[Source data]

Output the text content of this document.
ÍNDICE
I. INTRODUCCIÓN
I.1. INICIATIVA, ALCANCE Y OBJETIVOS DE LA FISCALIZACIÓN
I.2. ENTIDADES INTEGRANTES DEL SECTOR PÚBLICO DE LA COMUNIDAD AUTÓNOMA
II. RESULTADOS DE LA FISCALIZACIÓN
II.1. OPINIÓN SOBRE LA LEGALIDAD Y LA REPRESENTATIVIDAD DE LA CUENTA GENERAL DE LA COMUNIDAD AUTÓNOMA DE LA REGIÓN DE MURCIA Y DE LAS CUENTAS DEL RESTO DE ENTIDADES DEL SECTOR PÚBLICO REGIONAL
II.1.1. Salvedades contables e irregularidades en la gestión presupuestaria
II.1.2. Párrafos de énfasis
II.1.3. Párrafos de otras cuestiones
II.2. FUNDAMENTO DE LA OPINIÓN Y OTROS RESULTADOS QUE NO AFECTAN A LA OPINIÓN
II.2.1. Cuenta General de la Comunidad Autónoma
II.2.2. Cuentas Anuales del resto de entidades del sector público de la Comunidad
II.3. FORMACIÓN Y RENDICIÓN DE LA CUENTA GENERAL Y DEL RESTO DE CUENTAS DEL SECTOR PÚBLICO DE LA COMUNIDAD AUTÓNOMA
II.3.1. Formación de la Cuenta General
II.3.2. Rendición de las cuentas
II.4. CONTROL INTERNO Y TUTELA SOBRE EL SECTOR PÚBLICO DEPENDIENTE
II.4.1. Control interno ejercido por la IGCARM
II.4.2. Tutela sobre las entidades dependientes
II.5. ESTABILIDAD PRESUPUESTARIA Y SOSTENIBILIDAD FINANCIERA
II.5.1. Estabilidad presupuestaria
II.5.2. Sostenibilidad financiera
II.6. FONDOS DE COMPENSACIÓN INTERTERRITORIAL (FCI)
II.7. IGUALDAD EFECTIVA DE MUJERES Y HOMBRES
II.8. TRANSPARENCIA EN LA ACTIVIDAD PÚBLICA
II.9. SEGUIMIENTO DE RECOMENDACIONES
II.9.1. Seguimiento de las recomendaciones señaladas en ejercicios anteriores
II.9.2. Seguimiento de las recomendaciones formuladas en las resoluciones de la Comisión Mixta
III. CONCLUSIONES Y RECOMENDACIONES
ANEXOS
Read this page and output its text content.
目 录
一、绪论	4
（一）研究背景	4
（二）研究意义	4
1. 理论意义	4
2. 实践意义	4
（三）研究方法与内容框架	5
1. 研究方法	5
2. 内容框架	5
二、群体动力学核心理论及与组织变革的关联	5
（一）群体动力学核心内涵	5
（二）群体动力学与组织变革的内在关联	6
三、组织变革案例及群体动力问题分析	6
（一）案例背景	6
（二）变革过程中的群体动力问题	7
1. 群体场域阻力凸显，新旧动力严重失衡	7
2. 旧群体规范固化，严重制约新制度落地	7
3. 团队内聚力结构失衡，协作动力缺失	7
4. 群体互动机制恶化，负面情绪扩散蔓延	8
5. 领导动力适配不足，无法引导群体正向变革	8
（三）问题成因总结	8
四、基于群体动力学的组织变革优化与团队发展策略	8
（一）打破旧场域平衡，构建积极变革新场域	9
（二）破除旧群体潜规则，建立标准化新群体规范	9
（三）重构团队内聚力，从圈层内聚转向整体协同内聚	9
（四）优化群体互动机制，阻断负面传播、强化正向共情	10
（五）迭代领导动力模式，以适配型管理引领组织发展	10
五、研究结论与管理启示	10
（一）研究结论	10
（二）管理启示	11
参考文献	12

● **What you have to do**:
Print the whole listing again, exactly.

● **Solution for this exercise**:
Output the text content of this document.
ÍNDICE
I. INTRODUCCIÓN
I.1. INICIATIVA, ALCANCE Y OBJETIVOS DE LA FISCALIZACIÓN
I.2. ENTIDADES INTEGRANTES DEL SECTOR PÚBLICO DE LA COMUNIDAD AUTÓNOMA
II. RESULTADOS DE LA FISCALIZACIÓN
II.1. OPINIÓN SOBRE LA LEGALIDAD Y LA REPRESENTATIVIDAD DE LA CUENTA GENERAL DE LA COMUNIDAD AUTÓNOMA DE LA REGIÓN DE MURCIA Y DE LAS CUENTAS DEL RESTO DE ENTIDADES DEL SECTOR PÚBLICO REGIONAL
II.1.1. Salvedades contables e irregularidades en la gestión presupuestaria
II.1.2. Párrafos de énfasis
II.1.3. Párrafos de otras cuestiones
II.2. FUNDAMENTO DE LA OPINIÓN Y OTROS RESULTADOS QUE NO AFECTAN A LA OPINIÓN
II.2.1. Cuenta General de la Comunidad Autónoma
II.2.2. Cuentas Anuales del resto de entidades del sector público de la Comunidad
II.3. FORMACIÓN Y RENDICIÓN DE LA CUENTA GENERAL Y DEL RESTO DE CUENTAS DEL SECTOR PÚBLICO DE LA COMUNIDAD AUTÓNOMA
II.3.1. Formación de la Cuenta General
II.3.2. Rendición de las cuentas
II.4. CONTROL INTERNO Y TUTELA SOBRE EL SECTOR PÚBLICO DEPENDIENTE
II.4.1. Control interno ejercido por la IGCARM
II.4.2. Tutela sobre las entidades dependientes
II.5. ESTABILIDAD PRESUPUESTARIA Y SOSTENIBILIDAD FINANCIERA
II.5.1. Estabilidad presupuestaria
II.5.2. Sostenibilidad financiera
II.6. FONDOS DE COMPENSACIÓN INTERTERRITORIAL (FCI)
II.7. IGUALDAD EFECTIVA DE MUJERES Y HOMBRES
II.8. TRANSPARENCIA EN LA ACTIVIDAD PÚBLICA
II.9. SEGUIMIENTO DE RECOMENDACIONES
II.9.1. Seguimiento de las recomendaciones señaladas en ejercicios anteriores
II.9.2. Seguimiento de las recomendaciones formuladas en las resoluciones de la Comisión Mixta
III. CONCLUSIONES Y RECOMENDACIONES
ANEXOS
Read this page and output its text content.
目 录
一、绪论	4
（一）研究背景	4
（二）研究意义	4
1. 理论意义	4
2. 实践意义	4
（三）研究方法与内容框架	5
1. 研究方法	5
2. 内容框架	5
二、群体动力学核心理论及与组织变革的关联	5
（一）群体动力学核心内涵	5
（二）群体动力学与组织变革的内在关联	6
三、组织变革案例及群体动力问题分析	6
（一）案例背景	6
（二）变革过程中的群体动力问题	7
1. 群体场域阻力凸显，新旧动力严重失衡	7
2. 旧群体规范固化，严重制约新制度落地	7
3. 团队内聚力结构失衡，协作动力缺失	7
4. 群体互动机制恶化，负面情绪扩散蔓延	8
5. 领导动力适配不足，无法引导群体正向变革	8
（三）问题成因总结	8
四、基于群体动力学的组织变革优化与团队发展策略	8
（一）打破旧场域平衡，构建积极变革新场域	9
（二）破除旧群体潜规则，建立标准化新群体规范	9
（三）重构团队内聚力，从圈层内聚转向整体协同内聚	9
（四）优化群体互动机制，阻断负面传播、强化正向共情	10
（五）迭代领导动力模式，以适配型管理引领组织发展	10
五、研究结论与管理启示	10
（一）研究结论	10
（二）管理启示	11
参考文献	12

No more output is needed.